PROBLEM STATEMENT:
Return the count of lines with the string "these" in them, and nothing else.
+===+
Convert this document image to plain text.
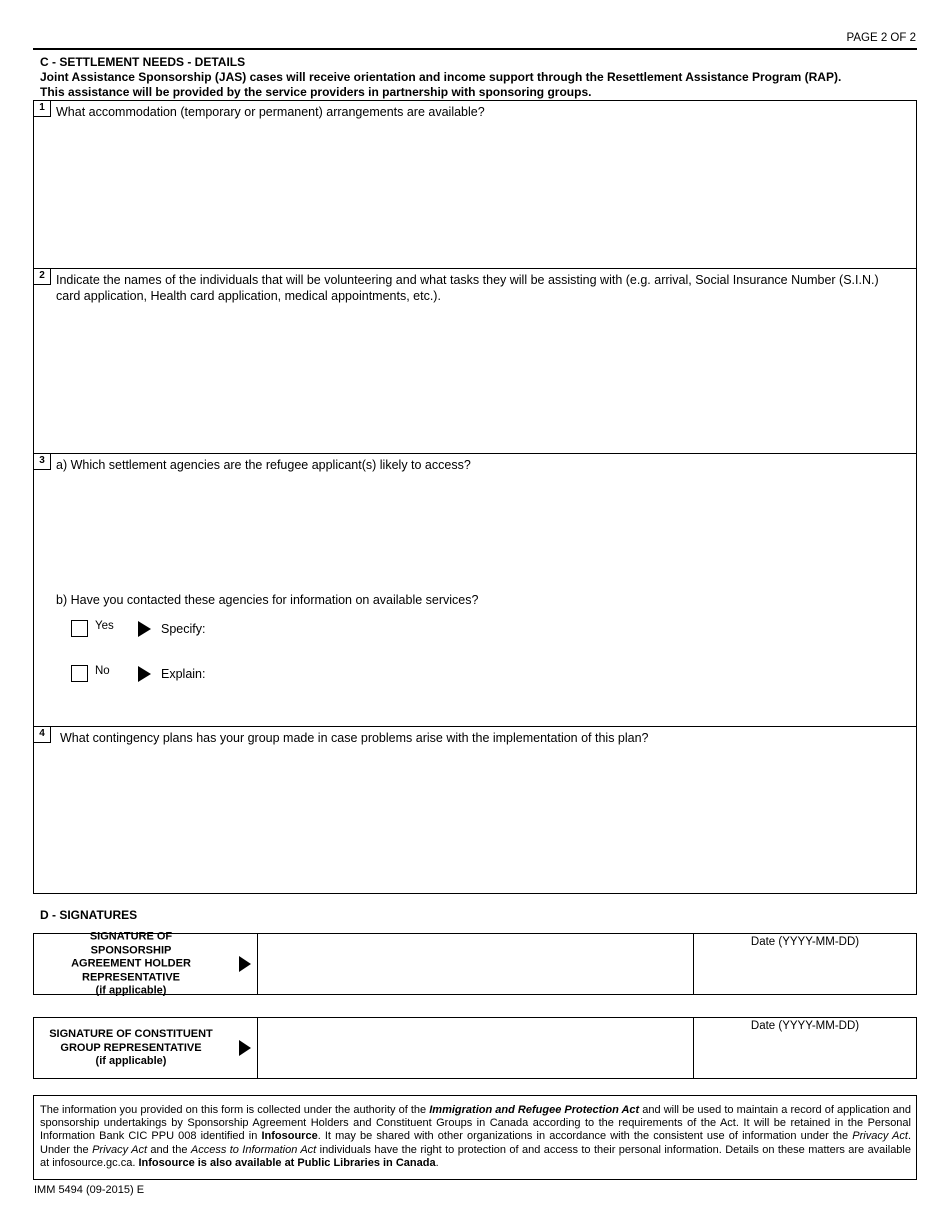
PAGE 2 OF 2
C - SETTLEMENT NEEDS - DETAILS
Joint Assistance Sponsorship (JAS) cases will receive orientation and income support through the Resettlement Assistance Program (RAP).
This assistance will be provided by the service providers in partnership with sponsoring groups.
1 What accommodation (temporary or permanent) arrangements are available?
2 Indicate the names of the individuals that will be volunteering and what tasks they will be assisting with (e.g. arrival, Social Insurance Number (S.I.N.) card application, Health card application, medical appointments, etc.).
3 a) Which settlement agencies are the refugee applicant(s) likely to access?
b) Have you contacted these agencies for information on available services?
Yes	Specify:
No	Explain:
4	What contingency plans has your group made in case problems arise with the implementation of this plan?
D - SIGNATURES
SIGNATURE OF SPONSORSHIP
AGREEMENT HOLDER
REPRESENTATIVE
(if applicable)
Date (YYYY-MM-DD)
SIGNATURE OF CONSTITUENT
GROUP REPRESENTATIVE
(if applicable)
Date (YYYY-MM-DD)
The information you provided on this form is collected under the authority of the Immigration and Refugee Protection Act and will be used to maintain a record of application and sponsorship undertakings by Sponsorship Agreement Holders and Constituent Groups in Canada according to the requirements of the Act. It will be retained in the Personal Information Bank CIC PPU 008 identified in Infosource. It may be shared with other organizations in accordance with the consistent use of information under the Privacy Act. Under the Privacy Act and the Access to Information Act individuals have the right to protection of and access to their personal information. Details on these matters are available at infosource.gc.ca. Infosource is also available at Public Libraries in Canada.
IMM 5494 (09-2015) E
+===+
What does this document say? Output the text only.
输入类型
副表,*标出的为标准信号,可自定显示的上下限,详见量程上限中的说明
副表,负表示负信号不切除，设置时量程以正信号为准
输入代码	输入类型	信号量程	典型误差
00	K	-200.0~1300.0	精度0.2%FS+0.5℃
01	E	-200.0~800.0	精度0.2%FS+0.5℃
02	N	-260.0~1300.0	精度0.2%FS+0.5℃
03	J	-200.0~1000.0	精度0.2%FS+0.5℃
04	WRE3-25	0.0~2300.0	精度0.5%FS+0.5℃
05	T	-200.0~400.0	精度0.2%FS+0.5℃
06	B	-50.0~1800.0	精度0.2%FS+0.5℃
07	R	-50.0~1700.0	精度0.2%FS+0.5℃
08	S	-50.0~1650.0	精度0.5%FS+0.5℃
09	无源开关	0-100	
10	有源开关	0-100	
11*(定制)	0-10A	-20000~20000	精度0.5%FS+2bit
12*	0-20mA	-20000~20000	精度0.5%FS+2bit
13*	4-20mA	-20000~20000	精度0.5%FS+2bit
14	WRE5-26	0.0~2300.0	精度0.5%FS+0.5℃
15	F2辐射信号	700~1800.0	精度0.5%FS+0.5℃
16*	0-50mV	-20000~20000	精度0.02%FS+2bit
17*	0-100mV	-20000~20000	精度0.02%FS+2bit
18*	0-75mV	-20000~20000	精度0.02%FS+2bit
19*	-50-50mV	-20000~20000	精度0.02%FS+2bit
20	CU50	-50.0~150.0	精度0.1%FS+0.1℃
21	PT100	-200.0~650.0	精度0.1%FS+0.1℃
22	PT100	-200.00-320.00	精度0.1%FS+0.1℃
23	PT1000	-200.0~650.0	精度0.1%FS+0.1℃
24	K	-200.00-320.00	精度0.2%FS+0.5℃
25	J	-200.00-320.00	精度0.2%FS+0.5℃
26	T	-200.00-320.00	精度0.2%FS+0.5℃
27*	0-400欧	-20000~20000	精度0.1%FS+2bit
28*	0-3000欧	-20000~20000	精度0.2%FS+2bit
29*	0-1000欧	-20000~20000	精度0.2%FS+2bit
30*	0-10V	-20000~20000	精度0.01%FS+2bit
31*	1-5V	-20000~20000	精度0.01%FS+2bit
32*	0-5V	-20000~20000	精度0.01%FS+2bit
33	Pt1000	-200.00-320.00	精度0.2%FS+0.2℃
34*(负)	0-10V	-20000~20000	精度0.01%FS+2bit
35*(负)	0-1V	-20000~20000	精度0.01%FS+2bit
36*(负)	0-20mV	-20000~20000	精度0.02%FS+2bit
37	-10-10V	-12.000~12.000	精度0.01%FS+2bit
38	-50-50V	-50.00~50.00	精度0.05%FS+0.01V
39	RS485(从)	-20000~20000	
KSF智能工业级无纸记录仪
+===+
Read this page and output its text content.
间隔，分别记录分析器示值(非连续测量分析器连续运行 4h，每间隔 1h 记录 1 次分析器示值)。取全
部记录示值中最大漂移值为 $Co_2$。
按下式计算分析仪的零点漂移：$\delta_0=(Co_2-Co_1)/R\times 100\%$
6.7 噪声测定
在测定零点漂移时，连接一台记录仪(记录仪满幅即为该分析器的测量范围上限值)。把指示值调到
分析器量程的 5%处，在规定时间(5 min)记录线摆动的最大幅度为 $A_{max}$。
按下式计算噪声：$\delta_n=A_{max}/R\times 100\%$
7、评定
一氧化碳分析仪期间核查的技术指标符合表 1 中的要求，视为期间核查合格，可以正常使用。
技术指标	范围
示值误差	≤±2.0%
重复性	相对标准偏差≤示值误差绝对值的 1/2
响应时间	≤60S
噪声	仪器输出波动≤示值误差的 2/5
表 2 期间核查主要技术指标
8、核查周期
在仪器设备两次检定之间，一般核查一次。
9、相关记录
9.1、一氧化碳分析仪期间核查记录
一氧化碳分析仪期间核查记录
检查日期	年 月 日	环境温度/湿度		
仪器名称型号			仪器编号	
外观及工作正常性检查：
+===+
RESULT OF THIS EXERCISE:
2